» Aim: Give the records back in full, exactly as they read.

» Dataset records:
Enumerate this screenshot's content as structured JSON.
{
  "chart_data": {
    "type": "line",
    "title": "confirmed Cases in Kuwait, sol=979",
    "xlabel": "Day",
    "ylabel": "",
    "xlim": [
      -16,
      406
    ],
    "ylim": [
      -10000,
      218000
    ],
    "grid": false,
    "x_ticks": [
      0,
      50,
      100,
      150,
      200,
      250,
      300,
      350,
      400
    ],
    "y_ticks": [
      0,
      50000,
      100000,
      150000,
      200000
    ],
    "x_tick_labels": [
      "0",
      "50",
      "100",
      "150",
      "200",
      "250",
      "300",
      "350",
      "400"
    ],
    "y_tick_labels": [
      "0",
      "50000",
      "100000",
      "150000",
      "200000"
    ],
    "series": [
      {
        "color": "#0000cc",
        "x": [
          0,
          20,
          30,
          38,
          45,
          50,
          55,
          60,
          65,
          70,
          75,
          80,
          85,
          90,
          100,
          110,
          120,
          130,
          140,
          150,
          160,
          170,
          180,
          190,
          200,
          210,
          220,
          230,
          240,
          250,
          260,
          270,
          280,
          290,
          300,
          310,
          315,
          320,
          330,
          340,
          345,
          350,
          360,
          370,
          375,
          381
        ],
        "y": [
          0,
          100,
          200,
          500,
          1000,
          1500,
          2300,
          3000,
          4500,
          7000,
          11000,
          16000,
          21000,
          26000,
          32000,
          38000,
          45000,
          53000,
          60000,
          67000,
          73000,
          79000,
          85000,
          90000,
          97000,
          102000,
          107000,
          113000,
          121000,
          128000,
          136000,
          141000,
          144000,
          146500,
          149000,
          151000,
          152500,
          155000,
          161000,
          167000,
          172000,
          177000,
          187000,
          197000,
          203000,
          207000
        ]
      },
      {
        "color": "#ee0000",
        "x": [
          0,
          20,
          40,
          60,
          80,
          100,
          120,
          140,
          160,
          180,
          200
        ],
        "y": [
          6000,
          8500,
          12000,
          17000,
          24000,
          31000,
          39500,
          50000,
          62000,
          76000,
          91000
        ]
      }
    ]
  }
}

» Written answer:
Enumerate this screenshot's content as structured JSON.
{
  "chart_data": {
    "type": "line",
    "title": "confirmed Cases in Kuwait, sol=979",
    "xlabel": "Day",
    "ylabel": "",
    "xlim": [
      -16,
      406
    ],
    "ylim": [
      -10000,
      218000
    ],
    "grid": false,
    "x_ticks": [
      0,
      50,
      100,
      150,
      200,
      250,
      300,
      350,
      400
    ],
    "y_ticks": [
      0,
      50000,
      100000,
      150000,
      200000
    ],
    "x_tick_labels": [
      "0",
      "50",
      "100",
      "150",
      "200",
      "250",
      "300",
      "350",
      "400"
    ],
    "y_tick_labels": [
      "0",
      "50000",
      "100000",
      "150000",
      "200000"
    ],
    "series": [
      {
        "color": "#0000cc",
        "x": [
          0,
          20,
          30,
          38,
          45,
          50,
          55,
          60,
          65,
          70,
          75,
          80,
          85,
          90,
          100,
          110,
          120,
          130,
          140,
          150,
          160,
          170,
          180,
          190,
          200,
          210,
          220,
          230,
          240,
          250,
          260,
          270,
          280,
          290,
          300,
          310,
          315,
          320,
          330,
          340,
          345,
          350,
          360,
          370,
          375,
          381
        ],
        "y": [
          0,
          100,
          200,
          500,
          1000,
          1500,
          2300,
          3000,
          4500,
          7000,
          11000,
          16000,
          21000,
          26000,
          32000,
          38000,
          45000,
          53000,
          60000,
          67000,
          73000,
          79000,
          85000,
          90000,
          97000,
          102000,
          107000,
          113000,
          121000,
          128000,
          136000,
          141000,
          144000,
          146500,
          149000,
          151000,
          152500,
          155000,
          161000,
          167000,
          172000,
          177000,
          187000,
          197000,
          203000,
          207000
        ]
      },
      {
        "color": "#ee0000",
        "x": [
          0,
          20,
          40,
          60,
          80,
          100,
          120,
          140,
          160,
          180,
          200
        ],
        "y": [
          6000,
          8500,
          12000,
          17000,
          24000,
          31000,
          39500,
          50000,
          62000,
          76000,
          91000
        ]
      }
    ]
  }
}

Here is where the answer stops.